** BEGIN **

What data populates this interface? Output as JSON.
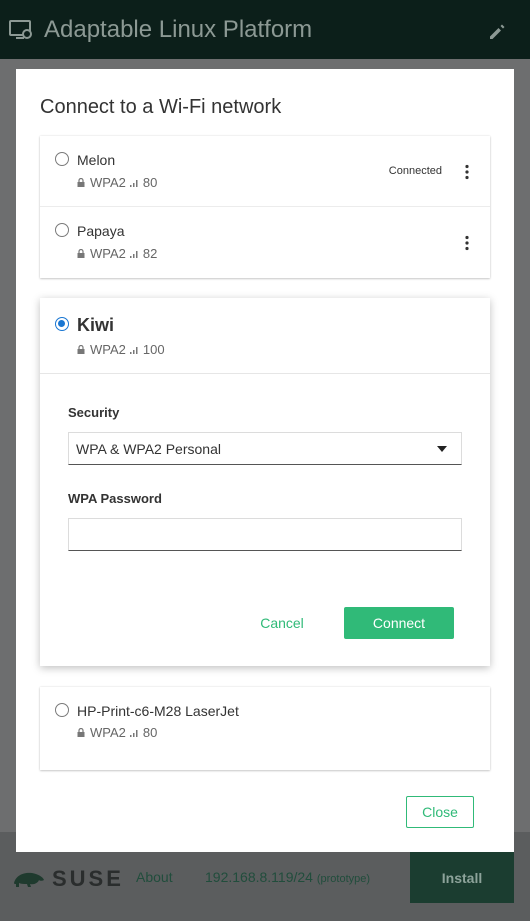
{
  "app": {
    "title": "Adaptable Linux Platform",
    "logo_icon": "monitor-settings-icon",
    "edit_icon": "pencil-icon"
  },
  "footer": {
    "brand": "SUSE",
    "about": "About",
    "ip": "192.168.8.119/24",
    "ip_note": "(prototype)",
    "install": "Install"
  },
  "dialog": {
    "title": "Connect to a Wi-Fi network",
    "close_label": "Close",
    "networks_top": [
      {
        "name": "Melon",
        "security": "WPA2",
        "signal": "80",
        "status": "Connected",
        "selected": false
      },
      {
        "name": "Papaya",
        "security": "WPA2",
        "signal": "82",
        "status": "",
        "selected": false
      }
    ],
    "expanded": {
      "name": "Kiwi",
      "security": "WPA2",
      "signal": "100",
      "selected": true,
      "security_label": "Security",
      "security_value": "WPA & WPA2 Personal",
      "password_label": "WPA Password",
      "password_value": "",
      "cancel_label": "Cancel",
      "connect_label": "Connect"
    },
    "networks_bottom": [
      {
        "name": "HP-Print-c6-M28 LaserJet",
        "security": "WPA2",
        "signal": "80",
        "status": "",
        "selected": false
      }
    ]
  },
  "colors": {
    "accent": "#30ba78",
    "radio_selected": "#1976d2",
    "header_bg": "#0c1f1a"
  }
}
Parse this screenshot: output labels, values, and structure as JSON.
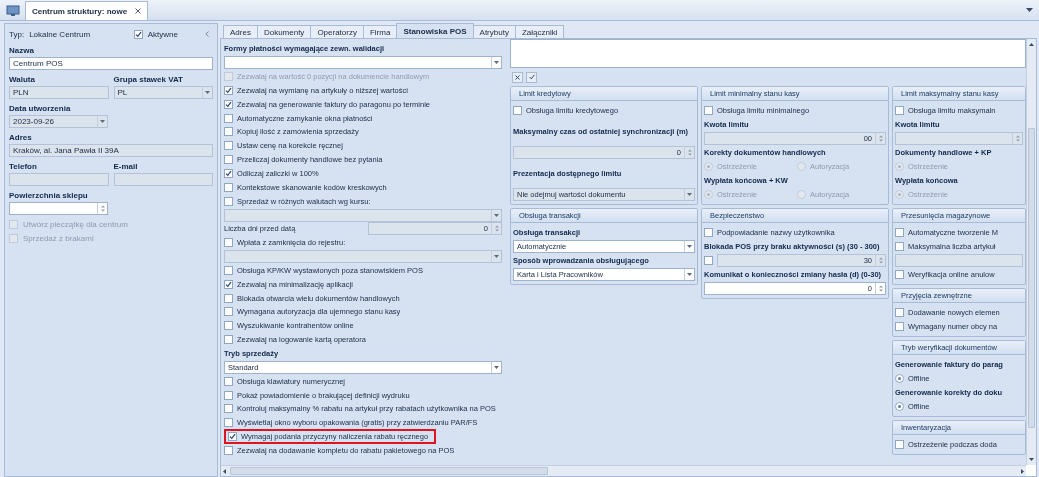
{
  "window": {
    "document_tab": "Centrum struktury: nowe"
  },
  "sidebar": {
    "type_label": "Typ:",
    "type_value": "Lokalne Centrum",
    "active": {
      "label": "Aktywne",
      "checked": true
    },
    "rows": [
      [
        {
          "kind": "text",
          "label": "Nazwa",
          "value": "Centrum POS",
          "disabled": false
        }
      ],
      [
        {
          "kind": "text",
          "label": "Waluta",
          "value": "PLN",
          "disabled": true
        },
        {
          "kind": "dropdown",
          "label": "Grupa stawek VAT",
          "value": "PL",
          "disabled": true
        }
      ],
      [
        {
          "kind": "date",
          "label": "Data utworzenia",
          "value": "2023-09-26",
          "disabled": true
        }
      ],
      [
        {
          "kind": "text",
          "label": "Adres",
          "value": "Kraków, al. Jana Pawła II 39A",
          "disabled": true
        }
      ],
      [
        {
          "kind": "text",
          "label": "Telefon",
          "disabled": true
        },
        {
          "kind": "text",
          "label": "E-mail",
          "disabled": true
        }
      ],
      [
        {
          "kind": "spinner",
          "label": "Powierzchnia sklepu",
          "disabled": false
        }
      ]
    ],
    "checkboxes": [
      {
        "label": "Utwórz pieczątkę dla centrum",
        "checked": false,
        "disabled": true
      },
      {
        "label": "Sprzedaż z brakami",
        "checked": false,
        "disabled": true
      }
    ]
  },
  "tabs": [
    {
      "label": "Adres",
      "selected": false
    },
    {
      "label": "Dokumenty",
      "selected": false
    },
    {
      "label": "Operatorzy",
      "selected": false
    },
    {
      "label": "Firma",
      "selected": false
    },
    {
      "label": "Stanowiska POS",
      "selected": true
    },
    {
      "label": "Atrybuty",
      "selected": false
    },
    {
      "label": "Załączniki",
      "selected": false
    }
  ],
  "settings": [
    {
      "kind": "label",
      "text": "Formy płatności wymagające zewn. walidacji"
    },
    {
      "kind": "dropdown",
      "disabled": false
    },
    {
      "kind": "checkbox",
      "label": "Zezwalaj na wartość 0 pozycji na dokumencie handlowym",
      "checked": false,
      "disabled": true,
      "highlighted": false
    },
    {
      "kind": "checkbox",
      "label": "Zezwalaj na wymianę na artykuły o niższej wartości",
      "checked": true,
      "disabled": false,
      "highlighted": false
    },
    {
      "kind": "checkbox",
      "label": "Zezwalaj na generowanie faktury do paragonu po terminie",
      "checked": true,
      "disabled": false,
      "highlighted": false
    },
    {
      "kind": "checkbox",
      "label": "Automatyczne zamykanie okna płatności",
      "checked": false,
      "disabled": false,
      "highlighted": false
    },
    {
      "kind": "checkbox",
      "label": "Kopiuj ilość z zamówienia sprzedaży",
      "checked": false,
      "disabled": false,
      "highlighted": false
    },
    {
      "kind": "checkbox",
      "label": "Ustaw cenę na korekcie ręcznej",
      "checked": false,
      "disabled": false,
      "highlighted": false
    },
    {
      "kind": "checkbox",
      "label": "Przeliczaj dokumenty handlowe bez pytania",
      "checked": false,
      "disabled": false,
      "highlighted": false
    },
    {
      "kind": "checkbox",
      "label": "Odliczaj zaliczki w 100%",
      "checked": true,
      "disabled": false,
      "highlighted": false
    },
    {
      "kind": "checkbox",
      "label": "Kontekstowe skanowanie kodów kreskowych",
      "checked": false,
      "disabled": false,
      "highlighted": false
    },
    {
      "kind": "checkbox",
      "label": "Sprzedaż w różnych walutach wg kursu:",
      "checked": false,
      "disabled": false,
      "highlighted": false
    },
    {
      "kind": "dropdown",
      "disabled": true
    },
    {
      "kind": "number",
      "label": "Liczba dni przed datą",
      "value": "0",
      "disabled": true
    },
    {
      "kind": "checkbox",
      "label": "Wpłata z zamknięcia do rejestru:",
      "checked": false,
      "disabled": false,
      "highlighted": false
    },
    {
      "kind": "dropdown",
      "disabled": true
    },
    {
      "kind": "checkbox",
      "label": "Obsługa KP/KW wystawionych poza stanowiskiem POS",
      "checked": false,
      "disabled": false,
      "highlighted": false
    },
    {
      "kind": "checkbox",
      "label": "Zezwalaj na minimalizację aplikacji",
      "checked": true,
      "disabled": false,
      "highlighted": false
    },
    {
      "kind": "checkbox",
      "label": "Blokada otwarcia wielu dokumentów handlowych",
      "checked": false,
      "disabled": false,
      "highlighted": false
    },
    {
      "kind": "checkbox",
      "label": "Wymagana autoryzacja dla ujemnego stanu kasy",
      "checked": false,
      "disabled": false,
      "highlighted": false
    },
    {
      "kind": "checkbox",
      "label": "Wyszukiwanie kontrahentów online",
      "checked": false,
      "disabled": false,
      "highlighted": false
    },
    {
      "kind": "checkbox",
      "label": "Zezwalaj na logowanie kartą operatora",
      "checked": false,
      "disabled": false,
      "highlighted": false
    },
    {
      "kind": "label",
      "text": "Tryb sprzedaży"
    },
    {
      "kind": "dropdown",
      "value": "Standard",
      "disabled": false
    },
    {
      "kind": "checkbox",
      "label": "Obsługa klawiatury numerycznej",
      "checked": false,
      "disabled": false,
      "highlighted": false
    },
    {
      "kind": "checkbox",
      "label": "Pokaż powiadomienie o brakującej definicji wydruku",
      "checked": false,
      "disabled": false,
      "highlighted": false
    },
    {
      "kind": "checkbox",
      "label": "Kontroluj maksymalny % rabatu na artykuł przy rabatach użytkownika na POS",
      "checked": false,
      "disabled": false,
      "highlighted": false
    },
    {
      "kind": "checkbox",
      "label": "Wyświetlaj okno wyboru opakowania (gratis) przy zatwierdzaniu PAR/FS",
      "checked": false,
      "disabled": false,
      "highlighted": false
    },
    {
      "kind": "checkbox",
      "label": "Wymagaj podania przyczyny naliczenia rabatu ręcznego",
      "checked": true,
      "disabled": false,
      "highlighted": true
    },
    {
      "kind": "checkbox",
      "label": "Zezwalaj na dodawanie kompletu do rabatu pakietowego na POS",
      "checked": false,
      "disabled": false,
      "highlighted": false
    }
  ],
  "group_rows": [
    [
      [
        {
          "title": "Limit kredytowy",
          "items": [
            {
              "kind": "checkbox",
              "label": "Obsługa limitu kredytowego",
              "checked": false
            },
            {
              "kind": "label",
              "text": "Maksymalny czas od ostatniej synchronizacji (m)"
            },
            {
              "kind": "spinner",
              "value": "0",
              "disabled": true
            },
            {
              "kind": "label",
              "text": "Prezentacja dostępnego limitu"
            },
            {
              "kind": "dropdown",
              "value": "Nie odejmuj wartości dokumentu",
              "disabled": true
            }
          ]
        }
      ],
      [
        {
          "title": "Limit minimalny stanu kasy",
          "items": [
            {
              "kind": "checkbox",
              "label": "Obsługa limitu minimalnego",
              "checked": false
            },
            {
              "kind": "label",
              "text": "Kwota limitu"
            },
            {
              "kind": "spinner",
              "value": "00",
              "disabled": true
            },
            {
              "kind": "label",
              "text": "Korekty dokumentów handlowych"
            },
            {
              "kind": "radios",
              "disabled": true,
              "options": [
                {
                  "label": "Ostrzeżenie",
                  "selected": true
                },
                {
                  "label": "Autoryzacja",
                  "selected": false
                }
              ]
            },
            {
              "kind": "label",
              "text": "Wypłata końcowa + KW"
            },
            {
              "kind": "radios",
              "disabled": true,
              "options": [
                {
                  "label": "Ostrzeżenie",
                  "selected": true
                },
                {
                  "label": "Autoryzacja",
                  "selected": false
                }
              ]
            }
          ]
        }
      ],
      [
        {
          "title": "Limit maksymalny stanu kasy",
          "items": [
            {
              "kind": "checkbox",
              "label": "Obsługa limitu maksymaln",
              "checked": false
            },
            {
              "kind": "label",
              "text": "Kwota limitu"
            },
            {
              "kind": "spinner",
              "disabled": true
            },
            {
              "kind": "label",
              "text": "Dokumenty handlowe + KP"
            },
            {
              "kind": "radios",
              "disabled": true,
              "options": [
                {
                  "label": "Ostrzeżenie",
                  "selected": true
                }
              ]
            },
            {
              "kind": "label",
              "text": "Wypłata końcowa"
            },
            {
              "kind": "radios",
              "disabled": true,
              "options": [
                {
                  "label": "Ostrzeżenie",
                  "selected": true
                }
              ]
            }
          ]
        }
      ]
    ],
    [
      [
        {
          "title": "Obsługa transakcji",
          "items": [
            {
              "kind": "label",
              "text": "Obsługa transakcji"
            },
            {
              "kind": "dropdown",
              "value": "Automatycznie",
              "disabled": false
            },
            {
              "kind": "label",
              "text": "Sposób wprowadzania obsługującego"
            },
            {
              "kind": "dropdown",
              "value": "Karta i Lista Pracowników",
              "disabled": false
            }
          ]
        }
      ],
      [
        {
          "title": "Bezpieczeństwo",
          "items": [
            {
              "kind": "checkbox",
              "label": "Podpowiadanie nazwy użytkownika",
              "checked": false
            },
            {
              "kind": "label",
              "text": "Blokada POS przy braku aktywności (s) (30 - 300)"
            },
            {
              "kind": "spinner",
              "value": "30",
              "disabled": true,
              "checkbox": {
                "checked": false
              }
            },
            {
              "kind": "label",
              "text": "Komunikat o konieczności zmiany hasła (d) (0-30)"
            },
            {
              "kind": "spinner",
              "value": "0",
              "disabled": false
            }
          ]
        }
      ],
      [
        {
          "title": "Przesunięcia magazynowe",
          "items": [
            {
              "kind": "checkbox",
              "label": "Automatyczne tworzenie M",
              "checked": false
            },
            {
              "kind": "checkbox",
              "label": "Maksymalna liczba artykuł",
              "checked": false
            },
            {
              "kind": "field",
              "disabled": true
            },
            {
              "kind": "checkbox",
              "label": "Weryfikacja online anulow",
              "checked": false
            }
          ]
        },
        {
          "title": "Przyjęcia zewnętrzne",
          "items": [
            {
              "kind": "checkbox",
              "label": "Dodawanie nowych elemen",
              "checked": false
            },
            {
              "kind": "checkbox",
              "label": "Wymagany numer obcy na",
              "checked": false
            }
          ]
        },
        {
          "title": "Tryb weryfikacji dokumentów",
          "items": [
            {
              "kind": "label",
              "text": "Generowanie faktury do parag"
            },
            {
              "kind": "radios",
              "disabled": false,
              "options": [
                {
                  "label": "Offline",
                  "selected": true
                }
              ]
            },
            {
              "kind": "label",
              "text": "Generowanie korekty do doku"
            },
            {
              "kind": "radios",
              "disabled": false,
              "options": [
                {
                  "label": "Offline",
                  "selected": true
                }
              ]
            }
          ]
        },
        {
          "title": "Inwentaryzacja",
          "items": [
            {
              "kind": "checkbox",
              "label": "Ostrzeżenie podczas doda",
              "checked": false
            }
          ]
        }
      ]
    ]
  ]
}
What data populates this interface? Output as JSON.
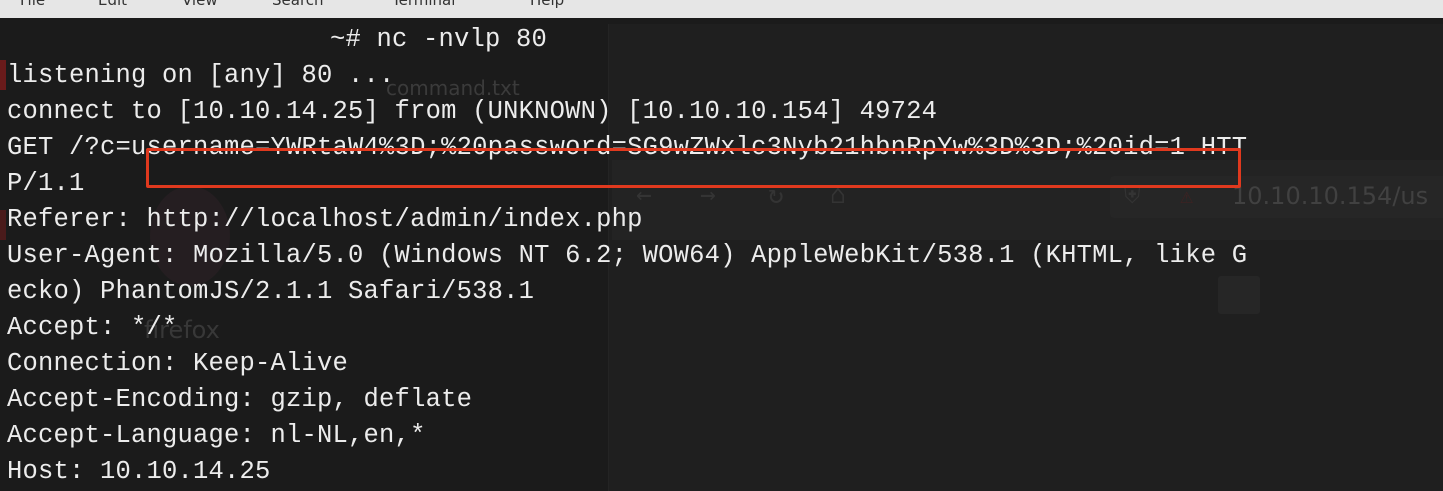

** END **

▸ **Request**:
In the records above, how many lines hold the string "name"? Reply with only the number.

▸ **Correct answer**:
4